WHAT THIS TASK INVOLVES ->
Your task is to output all the records below, word for word.

EXTRACTED ENTRIES ->
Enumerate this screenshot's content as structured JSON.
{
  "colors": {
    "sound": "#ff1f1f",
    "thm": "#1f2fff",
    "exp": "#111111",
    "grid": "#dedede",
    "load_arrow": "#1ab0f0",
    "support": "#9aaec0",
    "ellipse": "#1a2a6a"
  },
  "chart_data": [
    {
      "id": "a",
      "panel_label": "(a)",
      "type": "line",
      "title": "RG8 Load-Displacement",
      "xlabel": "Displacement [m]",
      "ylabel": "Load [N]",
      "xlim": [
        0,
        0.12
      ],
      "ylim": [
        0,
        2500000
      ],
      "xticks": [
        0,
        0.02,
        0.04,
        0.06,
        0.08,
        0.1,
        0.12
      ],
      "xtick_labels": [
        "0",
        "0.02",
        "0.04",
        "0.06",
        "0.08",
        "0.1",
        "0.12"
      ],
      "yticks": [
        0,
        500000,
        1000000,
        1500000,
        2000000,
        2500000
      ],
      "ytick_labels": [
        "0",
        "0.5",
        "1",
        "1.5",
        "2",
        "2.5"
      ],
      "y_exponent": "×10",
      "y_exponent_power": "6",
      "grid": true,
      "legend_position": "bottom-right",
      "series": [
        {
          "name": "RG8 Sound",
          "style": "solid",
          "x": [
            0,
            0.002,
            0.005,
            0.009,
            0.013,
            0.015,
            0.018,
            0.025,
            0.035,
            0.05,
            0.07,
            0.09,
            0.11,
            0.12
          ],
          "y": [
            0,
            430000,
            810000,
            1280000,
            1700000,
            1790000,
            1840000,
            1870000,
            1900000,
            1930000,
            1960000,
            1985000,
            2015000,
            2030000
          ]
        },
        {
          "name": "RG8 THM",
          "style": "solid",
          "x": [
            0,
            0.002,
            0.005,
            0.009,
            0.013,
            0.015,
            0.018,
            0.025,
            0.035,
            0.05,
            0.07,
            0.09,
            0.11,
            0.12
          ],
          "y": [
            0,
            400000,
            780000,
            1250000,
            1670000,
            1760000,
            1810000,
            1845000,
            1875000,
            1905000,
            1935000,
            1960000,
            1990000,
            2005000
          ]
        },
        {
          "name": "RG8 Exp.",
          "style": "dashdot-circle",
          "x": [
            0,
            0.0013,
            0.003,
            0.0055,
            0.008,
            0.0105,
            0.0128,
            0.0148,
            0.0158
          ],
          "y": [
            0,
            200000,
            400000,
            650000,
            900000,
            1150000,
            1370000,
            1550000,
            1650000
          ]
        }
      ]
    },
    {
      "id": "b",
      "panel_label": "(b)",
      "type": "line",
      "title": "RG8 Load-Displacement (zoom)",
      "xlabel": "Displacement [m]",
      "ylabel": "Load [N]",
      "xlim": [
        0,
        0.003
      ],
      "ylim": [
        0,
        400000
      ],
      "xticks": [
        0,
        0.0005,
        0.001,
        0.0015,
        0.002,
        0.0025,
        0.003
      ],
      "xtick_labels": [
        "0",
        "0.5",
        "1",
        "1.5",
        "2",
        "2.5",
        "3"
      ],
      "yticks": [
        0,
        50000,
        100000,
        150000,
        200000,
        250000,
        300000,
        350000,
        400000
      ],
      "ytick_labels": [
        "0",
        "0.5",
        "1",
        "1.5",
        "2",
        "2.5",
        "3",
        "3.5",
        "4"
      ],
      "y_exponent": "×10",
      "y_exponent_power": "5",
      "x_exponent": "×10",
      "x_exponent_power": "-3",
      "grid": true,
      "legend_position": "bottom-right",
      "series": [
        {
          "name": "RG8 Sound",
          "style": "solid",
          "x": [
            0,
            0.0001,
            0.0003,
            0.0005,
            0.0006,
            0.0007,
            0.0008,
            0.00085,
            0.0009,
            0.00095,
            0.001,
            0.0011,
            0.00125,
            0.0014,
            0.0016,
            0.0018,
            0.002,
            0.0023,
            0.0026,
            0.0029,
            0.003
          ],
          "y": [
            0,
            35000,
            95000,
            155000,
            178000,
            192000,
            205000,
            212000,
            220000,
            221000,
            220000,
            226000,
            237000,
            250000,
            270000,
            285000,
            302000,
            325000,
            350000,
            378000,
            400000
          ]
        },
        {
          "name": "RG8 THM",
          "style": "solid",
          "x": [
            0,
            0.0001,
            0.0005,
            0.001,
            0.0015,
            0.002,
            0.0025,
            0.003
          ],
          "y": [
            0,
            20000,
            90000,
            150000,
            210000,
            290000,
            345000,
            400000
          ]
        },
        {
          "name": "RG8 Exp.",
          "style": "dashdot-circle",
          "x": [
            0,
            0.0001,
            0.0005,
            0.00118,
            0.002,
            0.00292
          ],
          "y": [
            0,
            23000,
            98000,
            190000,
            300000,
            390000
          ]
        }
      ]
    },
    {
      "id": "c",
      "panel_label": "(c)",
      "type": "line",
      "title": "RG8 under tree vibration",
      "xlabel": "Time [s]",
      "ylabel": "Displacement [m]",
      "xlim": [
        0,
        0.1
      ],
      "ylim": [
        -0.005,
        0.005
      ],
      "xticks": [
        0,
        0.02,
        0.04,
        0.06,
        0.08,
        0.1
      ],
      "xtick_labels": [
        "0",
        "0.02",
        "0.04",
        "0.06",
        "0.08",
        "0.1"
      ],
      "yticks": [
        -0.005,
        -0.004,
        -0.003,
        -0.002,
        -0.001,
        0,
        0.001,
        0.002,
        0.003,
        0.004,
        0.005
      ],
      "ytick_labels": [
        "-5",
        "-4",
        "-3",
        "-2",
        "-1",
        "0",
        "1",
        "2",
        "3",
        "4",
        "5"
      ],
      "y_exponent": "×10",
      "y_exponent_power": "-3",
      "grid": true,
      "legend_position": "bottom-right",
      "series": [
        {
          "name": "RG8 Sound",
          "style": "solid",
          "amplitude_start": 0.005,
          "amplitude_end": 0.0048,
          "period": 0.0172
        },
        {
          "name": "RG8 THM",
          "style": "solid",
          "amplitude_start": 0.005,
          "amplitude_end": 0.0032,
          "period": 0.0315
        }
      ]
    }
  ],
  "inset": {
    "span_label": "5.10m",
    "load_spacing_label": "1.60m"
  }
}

SOLUTION TO THE EXERCISE ->
Enumerate this screenshot's content as structured JSON.
{
  "colors": {
    "sound": "#ff1f1f",
    "thm": "#1f2fff",
    "exp": "#111111",
    "grid": "#dedede",
    "load_arrow": "#1ab0f0",
    "support": "#9aaec0",
    "ellipse": "#1a2a6a"
  },
  "chart_data": [
    {
      "id": "a",
      "panel_label": "(a)",
      "type": "line",
      "title": "RG8 Load-Displacement",
      "xlabel": "Displacement [m]",
      "ylabel": "Load [N]",
      "xlim": [
        0,
        0.12
      ],
      "ylim": [
        0,
        2500000
      ],
      "xticks": [
        0,
        0.02,
        0.04,
        0.06,
        0.08,
        0.1,
        0.12
      ],
      "xtick_labels": [
        "0",
        "0.02",
        "0.04",
        "0.06",
        "0.08",
        "0.1",
        "0.12"
      ],
      "yticks": [
        0,
        500000,
        1000000,
        1500000,
        2000000,
        2500000
      ],
      "ytick_labels": [
        "0",
        "0.5",
        "1",
        "1.5",
        "2",
        "2.5"
      ],
      "y_exponent": "×10",
      "y_exponent_power": "6",
      "grid": true,
      "legend_position": "bottom-right",
      "series": [
        {
          "name": "RG8 Sound",
          "style": "solid",
          "x": [
            0,
            0.002,
            0.005,
            0.009,
            0.013,
            0.015,
            0.018,
            0.025,
            0.035,
            0.05,
            0.07,
            0.09,
            0.11,
            0.12
          ],
          "y": [
            0,
            430000,
            810000,
            1280000,
            1700000,
            1790000,
            1840000,
            1870000,
            1900000,
            1930000,
            1960000,
            1985000,
            2015000,
            2030000
          ]
        },
        {
          "name": "RG8 THM",
          "style": "solid",
          "x": [
            0,
            0.002,
            0.005,
            0.009,
            0.013,
            0.015,
            0.018,
            0.025,
            0.035,
            0.05,
            0.07,
            0.09,
            0.11,
            0.12
          ],
          "y": [
            0,
            400000,
            780000,
            1250000,
            1670000,
            1760000,
            1810000,
            1845000,
            1875000,
            1905000,
            1935000,
            1960000,
            1990000,
            2005000
          ]
        },
        {
          "name": "RG8 Exp.",
          "style": "dashdot-circle",
          "x": [
            0,
            0.0013,
            0.003,
            0.0055,
            0.008,
            0.0105,
            0.0128,
            0.0148,
            0.0158
          ],
          "y": [
            0,
            200000,
            400000,
            650000,
            900000,
            1150000,
            1370000,
            1550000,
            1650000
          ]
        }
      ]
    },
    {
      "id": "b",
      "panel_label": "(b)",
      "type": "line",
      "title": "RG8 Load-Displacement (zoom)",
      "xlabel": "Displacement [m]",
      "ylabel": "Load [N]",
      "xlim": [
        0,
        0.003
      ],
      "ylim": [
        0,
        400000
      ],
      "xticks": [
        0,
        0.0005,
        0.001,
        0.0015,
        0.002,
        0.0025,
        0.003
      ],
      "xtick_labels": [
        "0",
        "0.5",
        "1",
        "1.5",
        "2",
        "2.5",
        "3"
      ],
      "yticks": [
        0,
        50000,
        100000,
        150000,
        200000,
        250000,
        300000,
        350000,
        400000
      ],
      "ytick_labels": [
        "0",
        "0.5",
        "1",
        "1.5",
        "2",
        "2.5",
        "3",
        "3.5",
        "4"
      ],
      "y_exponent": "×10",
      "y_exponent_power": "5",
      "x_exponent": "×10",
      "x_exponent_power": "-3",
      "grid": true,
      "legend_position": "bottom-right",
      "series": [
        {
          "name": "RG8 Sound",
          "style": "solid",
          "x": [
            0,
            0.0001,
            0.0003,
            0.0005,
            0.0006,
            0.0007,
            0.0008,
            0.00085,
            0.0009,
            0.00095,
            0.001,
            0.0011,
            0.00125,
            0.0014,
            0.0016,
            0.0018,
            0.002,
            0.0023,
            0.0026,
            0.0029,
            0.003
          ],
          "y": [
            0,
            35000,
            95000,
            155000,
            178000,
            192000,
            205000,
            212000,
            220000,
            221000,
            220000,
            226000,
            237000,
            250000,
            270000,
            285000,
            302000,
            325000,
            350000,
            378000,
            400000
          ]
        },
        {
          "name": "RG8 THM",
          "style": "solid",
          "x": [
            0,
            0.0001,
            0.0005,
            0.001,
            0.0015,
            0.002,
            0.0025,
            0.003
          ],
          "y": [
            0,
            20000,
            90000,
            150000,
            210000,
            290000,
            345000,
            400000
          ]
        },
        {
          "name": "RG8 Exp.",
          "style": "dashdot-circle",
          "x": [
            0,
            0.0001,
            0.0005,
            0.00118,
            0.002,
            0.00292
          ],
          "y": [
            0,
            23000,
            98000,
            190000,
            300000,
            390000
          ]
        }
      ]
    },
    {
      "id": "c",
      "panel_label": "(c)",
      "type": "line",
      "title": "RG8 under tree vibration",
      "xlabel": "Time [s]",
      "ylabel": "Displacement [m]",
      "xlim": [
        0,
        0.1
      ],
      "ylim": [
        -0.005,
        0.005
      ],
      "xticks": [
        0,
        0.02,
        0.04,
        0.06,
        0.08,
        0.1
      ],
      "xtick_labels": [
        "0",
        "0.02",
        "0.04",
        "0.06",
        "0.08",
        "0.1"
      ],
      "yticks": [
        -0.005,
        -0.004,
        -0.003,
        -0.002,
        -0.001,
        0,
        0.001,
        0.002,
        0.003,
        0.004,
        0.005
      ],
      "ytick_labels": [
        "-5",
        "-4",
        "-3",
        "-2",
        "-1",
        "0",
        "1",
        "2",
        "3",
        "4",
        "5"
      ],
      "y_exponent": "×10",
      "y_exponent_power": "-3",
      "grid": true,
      "legend_position": "bottom-right",
      "series": [
        {
          "name": "RG8 Sound",
          "style": "solid",
          "amplitude_start": 0.005,
          "amplitude_end": 0.0048,
          "period": 0.0172
        },
        {
          "name": "RG8 THM",
          "style": "solid",
          "amplitude_start": 0.005,
          "amplitude_end": 0.0032,
          "period": 0.0315
        }
      ]
    }
  ],
  "inset": {
    "span_label": "5.10m",
    "load_spacing_label": "1.60m"
  }
}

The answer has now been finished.